## [What is being asked]
Will you transcribe the entries that follow, exactly and in full?

[Data entries]

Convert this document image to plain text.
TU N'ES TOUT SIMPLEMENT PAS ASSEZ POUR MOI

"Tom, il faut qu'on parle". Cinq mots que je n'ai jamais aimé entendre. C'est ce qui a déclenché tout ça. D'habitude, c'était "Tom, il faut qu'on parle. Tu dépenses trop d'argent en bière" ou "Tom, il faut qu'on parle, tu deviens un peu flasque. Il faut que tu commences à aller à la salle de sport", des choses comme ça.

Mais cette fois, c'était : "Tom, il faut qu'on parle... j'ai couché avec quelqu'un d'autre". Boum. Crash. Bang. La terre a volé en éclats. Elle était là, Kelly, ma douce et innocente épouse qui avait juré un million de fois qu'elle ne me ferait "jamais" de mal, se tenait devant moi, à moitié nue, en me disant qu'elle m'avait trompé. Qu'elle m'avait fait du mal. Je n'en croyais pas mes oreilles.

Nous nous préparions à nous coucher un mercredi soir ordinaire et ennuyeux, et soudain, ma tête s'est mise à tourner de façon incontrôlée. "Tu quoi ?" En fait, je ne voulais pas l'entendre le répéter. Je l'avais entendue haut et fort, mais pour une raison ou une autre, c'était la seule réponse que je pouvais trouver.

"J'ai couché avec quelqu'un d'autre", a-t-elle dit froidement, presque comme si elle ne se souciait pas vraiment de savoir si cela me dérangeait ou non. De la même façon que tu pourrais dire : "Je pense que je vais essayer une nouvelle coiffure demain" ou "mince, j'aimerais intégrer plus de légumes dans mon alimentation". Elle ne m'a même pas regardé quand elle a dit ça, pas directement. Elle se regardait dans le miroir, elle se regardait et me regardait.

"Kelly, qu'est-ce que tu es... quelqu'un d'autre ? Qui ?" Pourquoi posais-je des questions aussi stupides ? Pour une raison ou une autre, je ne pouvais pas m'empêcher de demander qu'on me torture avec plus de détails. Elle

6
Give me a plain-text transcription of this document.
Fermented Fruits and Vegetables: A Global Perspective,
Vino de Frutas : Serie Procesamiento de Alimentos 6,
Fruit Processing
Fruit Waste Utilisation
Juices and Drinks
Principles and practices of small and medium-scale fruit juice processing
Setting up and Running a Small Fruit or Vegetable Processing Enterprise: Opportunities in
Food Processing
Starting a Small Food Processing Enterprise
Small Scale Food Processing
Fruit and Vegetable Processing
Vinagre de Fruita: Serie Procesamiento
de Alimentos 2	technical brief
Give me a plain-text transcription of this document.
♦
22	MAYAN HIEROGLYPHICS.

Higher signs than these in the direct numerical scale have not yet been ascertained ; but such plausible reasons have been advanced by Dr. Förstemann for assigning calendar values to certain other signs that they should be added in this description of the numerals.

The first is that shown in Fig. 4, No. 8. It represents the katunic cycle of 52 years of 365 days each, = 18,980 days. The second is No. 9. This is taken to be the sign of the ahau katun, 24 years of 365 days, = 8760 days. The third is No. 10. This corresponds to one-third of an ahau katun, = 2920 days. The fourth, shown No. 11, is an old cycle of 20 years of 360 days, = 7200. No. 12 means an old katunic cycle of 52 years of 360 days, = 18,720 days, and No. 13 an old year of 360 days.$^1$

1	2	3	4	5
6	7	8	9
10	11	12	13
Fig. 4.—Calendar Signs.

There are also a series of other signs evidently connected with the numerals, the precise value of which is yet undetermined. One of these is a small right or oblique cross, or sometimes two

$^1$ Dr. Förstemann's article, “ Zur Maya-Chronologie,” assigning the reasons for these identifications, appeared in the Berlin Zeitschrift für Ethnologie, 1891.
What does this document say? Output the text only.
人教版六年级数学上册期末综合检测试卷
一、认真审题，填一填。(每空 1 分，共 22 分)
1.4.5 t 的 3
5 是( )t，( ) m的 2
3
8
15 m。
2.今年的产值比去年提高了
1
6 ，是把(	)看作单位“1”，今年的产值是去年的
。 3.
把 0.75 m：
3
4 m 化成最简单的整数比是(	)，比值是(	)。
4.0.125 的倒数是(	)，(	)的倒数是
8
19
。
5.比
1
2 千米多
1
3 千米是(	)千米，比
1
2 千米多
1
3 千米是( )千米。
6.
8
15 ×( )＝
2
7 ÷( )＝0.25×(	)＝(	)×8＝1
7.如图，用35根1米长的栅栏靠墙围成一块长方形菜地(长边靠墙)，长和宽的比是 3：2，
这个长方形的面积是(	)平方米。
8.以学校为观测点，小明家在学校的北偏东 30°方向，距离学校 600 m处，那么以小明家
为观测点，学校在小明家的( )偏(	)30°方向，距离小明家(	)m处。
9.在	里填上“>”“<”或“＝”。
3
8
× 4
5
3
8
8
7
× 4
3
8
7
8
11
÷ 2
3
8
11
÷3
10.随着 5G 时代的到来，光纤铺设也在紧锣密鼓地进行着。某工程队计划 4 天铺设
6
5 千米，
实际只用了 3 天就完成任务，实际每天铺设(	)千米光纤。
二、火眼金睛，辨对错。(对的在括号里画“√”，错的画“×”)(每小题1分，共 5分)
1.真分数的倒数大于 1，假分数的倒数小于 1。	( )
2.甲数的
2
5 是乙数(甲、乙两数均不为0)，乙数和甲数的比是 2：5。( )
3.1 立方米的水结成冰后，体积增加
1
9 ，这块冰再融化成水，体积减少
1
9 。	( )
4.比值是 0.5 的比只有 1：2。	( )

## [Answer to the problem]
Convert this document image to plain text.
TU N'ES TOUT SIMPLEMENT PAS ASSEZ POUR MOI

"Tom, il faut qu'on parle". Cinq mots que je n'ai jamais aimé entendre. C'est ce qui a déclenché tout ça. D'habitude, c'était "Tom, il faut qu'on parle. Tu dépenses trop d'argent en bière" ou "Tom, il faut qu'on parle, tu deviens un peu flasque. Il faut que tu commences à aller à la salle de sport", des choses comme ça.

Mais cette fois, c'était : "Tom, il faut qu'on parle... j'ai couché avec quelqu'un d'autre". Boum. Crash. Bang. La terre a volé en éclats. Elle était là, Kelly, ma douce et innocente épouse qui avait juré un million de fois qu'elle ne me ferait "jamais" de mal, se tenait devant moi, à moitié nue, en me disant qu'elle m'avait trompé. Qu'elle m'avait fait du mal. Je n'en croyais pas mes oreilles.

Nous nous préparions à nous coucher un mercredi soir ordinaire et ennuyeux, et soudain, ma tête s'est mise à tourner de façon incontrôlée. "Tu quoi ?" En fait, je ne voulais pas l'entendre le répéter. Je l'avais entendue haut et fort, mais pour une raison ou une autre, c'était la seule réponse que je pouvais trouver.

"J'ai couché avec quelqu'un d'autre", a-t-elle dit froidement, presque comme si elle ne se souciait pas vraiment de savoir si cela me dérangeait ou non. De la même façon que tu pourrais dire : "Je pense que je vais essayer une nouvelle coiffure demain" ou "mince, j'aimerais intégrer plus de légumes dans mon alimentation". Elle ne m'a même pas regardé quand elle a dit ça, pas directement. Elle se regardait dans le miroir, elle se regardait et me regardait.

"Kelly, qu'est-ce que tu es... quelqu'un d'autre ? Qui ?" Pourquoi posais-je des questions aussi stupides ? Pour une raison ou une autre, je ne pouvais pas m'empêcher de demander qu'on me torture avec plus de détails. Elle

6
Give me a plain-text transcription of this document.
Fermented Fruits and Vegetables: A Global Perspective,
Vino de Frutas : Serie Procesamiento de Alimentos 6,
Fruit Processing
Fruit Waste Utilisation
Juices and Drinks
Principles and practices of small and medium-scale fruit juice processing
Setting up and Running a Small Fruit or Vegetable Processing Enterprise: Opportunities in
Food Processing
Starting a Small Food Processing Enterprise
Small Scale Food Processing
Fruit and Vegetable Processing
Vinagre de Fruita: Serie Procesamiento
de Alimentos 2	technical brief
Give me a plain-text transcription of this document.
♦
22	MAYAN HIEROGLYPHICS.

Higher signs than these in the direct numerical scale have not yet been ascertained ; but such plausible reasons have been advanced by Dr. Förstemann for assigning calendar values to certain other signs that they should be added in this description of the numerals.

The first is that shown in Fig. 4, No. 8. It represents the katunic cycle of 52 years of 365 days each, = 18,980 days. The second is No. 9. This is taken to be the sign of the ahau katun, 24 years of 365 days, = 8760 days. The third is No. 10. This corresponds to one-third of an ahau katun, = 2920 days. The fourth, shown No. 11, is an old cycle of 20 years of 360 days, = 7200. No. 12 means an old katunic cycle of 52 years of 360 days, = 18,720 days, and No. 13 an old year of 360 days.$^1$

1	2	3	4	5
6	7	8	9
10	11	12	13
Fig. 4.—Calendar Signs.

There are also a series of other signs evidently connected with the numerals, the precise value of which is yet undetermined. One of these is a small right or oblique cross, or sometimes two

$^1$ Dr. Förstemann's article, “ Zur Maya-Chronologie,” assigning the reasons for these identifications, appeared in the Berlin Zeitschrift für Ethnologie, 1891.
What does this document say? Output the text only.
人教版六年级数学上册期末综合检测试卷
一、认真审题，填一填。(每空 1 分，共 22 分)
1.4.5 t 的 3
5 是( )t，( ) m的 2
3
8
15 m。
2.今年的产值比去年提高了
1
6 ，是把(	)看作单位“1”，今年的产值是去年的
。 3.
把 0.75 m：
3
4 m 化成最简单的整数比是(	)，比值是(	)。
4.0.125 的倒数是(	)，(	)的倒数是
8
19
。
5.比
1
2 千米多
1
3 千米是(	)千米，比
1
2 千米多
1
3 千米是( )千米。
6.
8
15 ×( )＝
2
7 ÷( )＝0.25×(	)＝(	)×8＝1
7.如图，用35根1米长的栅栏靠墙围成一块长方形菜地(长边靠墙)，长和宽的比是 3：2，
这个长方形的面积是(	)平方米。
8.以学校为观测点，小明家在学校的北偏东 30°方向，距离学校 600 m处，那么以小明家
为观测点，学校在小明家的( )偏(	)30°方向，距离小明家(	)m处。
9.在	里填上“>”“<”或“＝”。
3
8
× 4
5
3
8
8
7
× 4
3
8
7
8
11
÷ 2
3
8
11
÷3
10.随着 5G 时代的到来，光纤铺设也在紧锣密鼓地进行着。某工程队计划 4 天铺设
6
5 千米，
实际只用了 3 天就完成任务，实际每天铺设(	)千米光纤。
二、火眼金睛，辨对错。(对的在括号里画“√”，错的画“×”)(每小题1分，共 5分)
1.真分数的倒数大于 1，假分数的倒数小于 1。	( )
2.甲数的
2
5 是乙数(甲、乙两数均不为0)，乙数和甲数的比是 2：5。( )
3.1 立方米的水结成冰后，体积增加
1
9 ，这块冰再融化成水，体积减少
1
9 。	( )
4.比值是 0.5 的比只有 1：2。	( )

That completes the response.